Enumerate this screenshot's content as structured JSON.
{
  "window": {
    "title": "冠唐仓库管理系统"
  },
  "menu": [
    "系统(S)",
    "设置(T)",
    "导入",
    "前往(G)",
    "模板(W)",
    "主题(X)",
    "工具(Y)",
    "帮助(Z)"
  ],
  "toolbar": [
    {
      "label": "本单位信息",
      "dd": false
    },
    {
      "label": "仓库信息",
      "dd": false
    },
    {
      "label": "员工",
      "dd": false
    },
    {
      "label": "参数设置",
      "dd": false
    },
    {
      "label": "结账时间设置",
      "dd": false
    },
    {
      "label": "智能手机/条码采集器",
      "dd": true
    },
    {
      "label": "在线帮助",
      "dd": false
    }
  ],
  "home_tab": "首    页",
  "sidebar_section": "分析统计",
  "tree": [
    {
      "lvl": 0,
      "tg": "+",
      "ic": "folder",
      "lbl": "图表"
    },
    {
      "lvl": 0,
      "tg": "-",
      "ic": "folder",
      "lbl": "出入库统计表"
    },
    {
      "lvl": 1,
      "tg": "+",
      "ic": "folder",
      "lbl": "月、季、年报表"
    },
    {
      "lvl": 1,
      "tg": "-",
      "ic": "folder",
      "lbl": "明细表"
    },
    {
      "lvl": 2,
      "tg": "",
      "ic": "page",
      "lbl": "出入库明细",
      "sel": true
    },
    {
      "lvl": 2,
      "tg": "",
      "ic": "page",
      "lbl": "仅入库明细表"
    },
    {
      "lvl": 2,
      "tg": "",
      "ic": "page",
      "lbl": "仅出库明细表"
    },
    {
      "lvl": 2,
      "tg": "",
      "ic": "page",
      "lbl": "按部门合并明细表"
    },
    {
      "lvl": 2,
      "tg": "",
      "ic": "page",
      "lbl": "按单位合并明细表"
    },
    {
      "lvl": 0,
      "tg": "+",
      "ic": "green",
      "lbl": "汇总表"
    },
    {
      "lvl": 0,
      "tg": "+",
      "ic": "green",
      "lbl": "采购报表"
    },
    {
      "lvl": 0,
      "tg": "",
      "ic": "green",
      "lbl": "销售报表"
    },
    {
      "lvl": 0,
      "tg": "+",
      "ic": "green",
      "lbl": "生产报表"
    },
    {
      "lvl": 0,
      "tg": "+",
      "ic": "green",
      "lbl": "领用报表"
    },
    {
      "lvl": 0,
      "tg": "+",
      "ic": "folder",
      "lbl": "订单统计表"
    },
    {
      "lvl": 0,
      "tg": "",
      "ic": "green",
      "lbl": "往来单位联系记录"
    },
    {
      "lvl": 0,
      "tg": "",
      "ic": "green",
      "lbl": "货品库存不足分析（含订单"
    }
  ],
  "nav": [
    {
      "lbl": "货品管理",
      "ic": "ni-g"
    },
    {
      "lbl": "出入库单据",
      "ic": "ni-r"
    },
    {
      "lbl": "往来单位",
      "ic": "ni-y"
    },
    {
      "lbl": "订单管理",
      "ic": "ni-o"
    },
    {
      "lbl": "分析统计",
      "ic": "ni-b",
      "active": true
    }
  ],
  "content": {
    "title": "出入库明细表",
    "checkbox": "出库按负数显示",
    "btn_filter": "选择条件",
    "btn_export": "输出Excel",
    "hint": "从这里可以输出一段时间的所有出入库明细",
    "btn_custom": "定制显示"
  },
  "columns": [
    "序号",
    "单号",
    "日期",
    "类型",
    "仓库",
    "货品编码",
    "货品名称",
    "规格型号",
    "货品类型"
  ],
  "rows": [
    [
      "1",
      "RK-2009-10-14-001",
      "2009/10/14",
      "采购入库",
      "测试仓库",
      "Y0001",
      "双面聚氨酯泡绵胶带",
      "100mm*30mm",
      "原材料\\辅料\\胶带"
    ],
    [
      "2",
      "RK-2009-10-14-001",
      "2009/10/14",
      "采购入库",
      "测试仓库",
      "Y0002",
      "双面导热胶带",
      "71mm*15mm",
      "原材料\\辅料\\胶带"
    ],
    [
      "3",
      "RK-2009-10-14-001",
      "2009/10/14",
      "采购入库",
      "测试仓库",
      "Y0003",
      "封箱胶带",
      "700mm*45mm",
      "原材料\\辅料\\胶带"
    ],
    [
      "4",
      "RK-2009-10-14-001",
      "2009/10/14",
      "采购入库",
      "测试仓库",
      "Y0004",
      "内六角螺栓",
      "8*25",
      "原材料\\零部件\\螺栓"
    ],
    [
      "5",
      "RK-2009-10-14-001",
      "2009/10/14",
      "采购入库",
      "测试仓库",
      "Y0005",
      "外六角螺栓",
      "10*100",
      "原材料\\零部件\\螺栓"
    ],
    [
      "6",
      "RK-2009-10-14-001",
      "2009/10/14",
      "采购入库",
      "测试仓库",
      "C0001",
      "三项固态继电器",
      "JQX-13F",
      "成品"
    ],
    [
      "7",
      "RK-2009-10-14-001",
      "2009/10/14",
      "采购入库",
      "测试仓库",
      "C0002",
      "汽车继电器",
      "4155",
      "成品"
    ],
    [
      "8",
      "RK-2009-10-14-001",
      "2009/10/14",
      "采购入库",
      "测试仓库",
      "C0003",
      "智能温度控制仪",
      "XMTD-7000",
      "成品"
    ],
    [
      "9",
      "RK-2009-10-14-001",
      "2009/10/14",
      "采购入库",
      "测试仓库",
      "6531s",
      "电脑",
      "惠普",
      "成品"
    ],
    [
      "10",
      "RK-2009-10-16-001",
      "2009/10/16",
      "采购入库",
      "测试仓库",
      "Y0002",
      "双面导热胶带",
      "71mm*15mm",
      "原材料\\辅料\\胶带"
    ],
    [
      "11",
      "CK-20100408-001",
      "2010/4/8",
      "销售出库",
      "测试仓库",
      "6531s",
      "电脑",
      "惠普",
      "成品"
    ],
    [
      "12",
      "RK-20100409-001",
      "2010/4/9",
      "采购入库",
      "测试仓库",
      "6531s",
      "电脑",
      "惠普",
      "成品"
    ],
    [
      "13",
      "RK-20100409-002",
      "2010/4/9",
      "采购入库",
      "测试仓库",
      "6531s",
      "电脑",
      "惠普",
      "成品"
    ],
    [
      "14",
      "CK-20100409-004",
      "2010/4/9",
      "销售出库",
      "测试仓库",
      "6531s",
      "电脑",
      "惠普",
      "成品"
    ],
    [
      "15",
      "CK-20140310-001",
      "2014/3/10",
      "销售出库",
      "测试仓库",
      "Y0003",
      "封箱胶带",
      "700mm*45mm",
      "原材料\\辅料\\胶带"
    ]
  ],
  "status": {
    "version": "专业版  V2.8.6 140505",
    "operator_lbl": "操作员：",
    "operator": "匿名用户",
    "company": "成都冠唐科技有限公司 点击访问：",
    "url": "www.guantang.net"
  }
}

TASK DESCRIPTION:
Transcribe all the entries, keeping each one exactly as it is.

FULL SOLUTION:
Enumerate this screenshot's content as structured JSON.
{
  "window": {
    "title": "冠唐仓库管理系统"
  },
  "menu": [
    "系统(S)",
    "设置(T)",
    "导入",
    "前往(G)",
    "模板(W)",
    "主题(X)",
    "工具(Y)",
    "帮助(Z)"
  ],
  "toolbar": [
    {
      "label": "本单位信息",
      "dd": false
    },
    {
      "label": "仓库信息",
      "dd": false
    },
    {
      "label": "员工",
      "dd": false
    },
    {
      "label": "参数设置",
      "dd": false
    },
    {
      "label": "结账时间设置",
      "dd": false
    },
    {
      "label": "智能手机/条码采集器",
      "dd": true
    },
    {
      "label": "在线帮助",
      "dd": false
    }
  ],
  "home_tab": "首    页",
  "sidebar_section": "分析统计",
  "tree": [
    {
      "lvl": 0,
      "tg": "+",
      "ic": "folder",
      "lbl": "图表"
    },
    {
      "lvl": 0,
      "tg": "-",
      "ic": "folder",
      "lbl": "出入库统计表"
    },
    {
      "lvl": 1,
      "tg": "+",
      "ic": "folder",
      "lbl": "月、季、年报表"
    },
    {
      "lvl": 1,
      "tg": "-",
      "ic": "folder",
      "lbl": "明细表"
    },
    {
      "lvl": 2,
      "tg": "",
      "ic": "page",
      "lbl": "出入库明细",
      "sel": true
    },
    {
      "lvl": 2,
      "tg": "",
      "ic": "page",
      "lbl": "仅入库明细表"
    },
    {
      "lvl": 2,
      "tg": "",
      "ic": "page",
      "lbl": "仅出库明细表"
    },
    {
      "lvl": 2,
      "tg": "",
      "ic": "page",
      "lbl": "按部门合并明细表"
    },
    {
      "lvl": 2,
      "tg": "",
      "ic": "page",
      "lbl": "按单位合并明细表"
    },
    {
      "lvl": 0,
      "tg": "+",
      "ic": "green",
      "lbl": "汇总表"
    },
    {
      "lvl": 0,
      "tg": "+",
      "ic": "green",
      "lbl": "采购报表"
    },
    {
      "lvl": 0,
      "tg": "",
      "ic": "green",
      "lbl": "销售报表"
    },
    {
      "lvl": 0,
      "tg": "+",
      "ic": "green",
      "lbl": "生产报表"
    },
    {
      "lvl": 0,
      "tg": "+",
      "ic": "green",
      "lbl": "领用报表"
    },
    {
      "lvl": 0,
      "tg": "+",
      "ic": "folder",
      "lbl": "订单统计表"
    },
    {
      "lvl": 0,
      "tg": "",
      "ic": "green",
      "lbl": "往来单位联系记录"
    },
    {
      "lvl": 0,
      "tg": "",
      "ic": "green",
      "lbl": "货品库存不足分析（含订单"
    }
  ],
  "nav": [
    {
      "lbl": "货品管理",
      "ic": "ni-g"
    },
    {
      "lbl": "出入库单据",
      "ic": "ni-r"
    },
    {
      "lbl": "往来单位",
      "ic": "ni-y"
    },
    {
      "lbl": "订单管理",
      "ic": "ni-o"
    },
    {
      "lbl": "分析统计",
      "ic": "ni-b",
      "active": true
    }
  ],
  "content": {
    "title": "出入库明细表",
    "checkbox": "出库按负数显示",
    "btn_filter": "选择条件",
    "btn_export": "输出Excel",
    "hint": "从这里可以输出一段时间的所有出入库明细",
    "btn_custom": "定制显示"
  },
  "columns": [
    "序号",
    "单号",
    "日期",
    "类型",
    "仓库",
    "货品编码",
    "货品名称",
    "规格型号",
    "货品类型"
  ],
  "rows": [
    [
      "1",
      "RK-2009-10-14-001",
      "2009/10/14",
      "采购入库",
      "测试仓库",
      "Y0001",
      "双面聚氨酯泡绵胶带",
      "100mm*30mm",
      "原材料\\辅料\\胶带"
    ],
    [
      "2",
      "RK-2009-10-14-001",
      "2009/10/14",
      "采购入库",
      "测试仓库",
      "Y0002",
      "双面导热胶带",
      "71mm*15mm",
      "原材料\\辅料\\胶带"
    ],
    [
      "3",
      "RK-2009-10-14-001",
      "2009/10/14",
      "采购入库",
      "测试仓库",
      "Y0003",
      "封箱胶带",
      "700mm*45mm",
      "原材料\\辅料\\胶带"
    ],
    [
      "4",
      "RK-2009-10-14-001",
      "2009/10/14",
      "采购入库",
      "测试仓库",
      "Y0004",
      "内六角螺栓",
      "8*25",
      "原材料\\零部件\\螺栓"
    ],
    [
      "5",
      "RK-2009-10-14-001",
      "2009/10/14",
      "采购入库",
      "测试仓库",
      "Y0005",
      "外六角螺栓",
      "10*100",
      "原材料\\零部件\\螺栓"
    ],
    [
      "6",
      "RK-2009-10-14-001",
      "2009/10/14",
      "采购入库",
      "测试仓库",
      "C0001",
      "三项固态继电器",
      "JQX-13F",
      "成品"
    ],
    [
      "7",
      "RK-2009-10-14-001",
      "2009/10/14",
      "采购入库",
      "测试仓库",
      "C0002",
      "汽车继电器",
      "4155",
      "成品"
    ],
    [
      "8",
      "RK-2009-10-14-001",
      "2009/10/14",
      "采购入库",
      "测试仓库",
      "C0003",
      "智能温度控制仪",
      "XMTD-7000",
      "成品"
    ],
    [
      "9",
      "RK-2009-10-14-001",
      "2009/10/14",
      "采购入库",
      "测试仓库",
      "6531s",
      "电脑",
      "惠普",
      "成品"
    ],
    [
      "10",
      "RK-2009-10-16-001",
      "2009/10/16",
      "采购入库",
      "测试仓库",
      "Y0002",
      "双面导热胶带",
      "71mm*15mm",
      "原材料\\辅料\\胶带"
    ],
    [
      "11",
      "CK-20100408-001",
      "2010/4/8",
      "销售出库",
      "测试仓库",
      "6531s",
      "电脑",
      "惠普",
      "成品"
    ],
    [
      "12",
      "RK-20100409-001",
      "2010/4/9",
      "采购入库",
      "测试仓库",
      "6531s",
      "电脑",
      "惠普",
      "成品"
    ],
    [
      "13",
      "RK-20100409-002",
      "2010/4/9",
      "采购入库",
      "测试仓库",
      "6531s",
      "电脑",
      "惠普",
      "成品"
    ],
    [
      "14",
      "CK-20100409-004",
      "2010/4/9",
      "销售出库",
      "测试仓库",
      "6531s",
      "电脑",
      "惠普",
      "成品"
    ],
    [
      "15",
      "CK-20140310-001",
      "2014/3/10",
      "销售出库",
      "测试仓库",
      "Y0003",
      "封箱胶带",
      "700mm*45mm",
      "原材料\\辅料\\胶带"
    ]
  ],
  "status": {
    "version": "专业版  V2.8.6 140505",
    "operator_lbl": "操作员：",
    "operator": "匿名用户",
    "company": "成都冠唐科技有限公司 点击访问：",
    "url": "www.guantang.net"
  }
}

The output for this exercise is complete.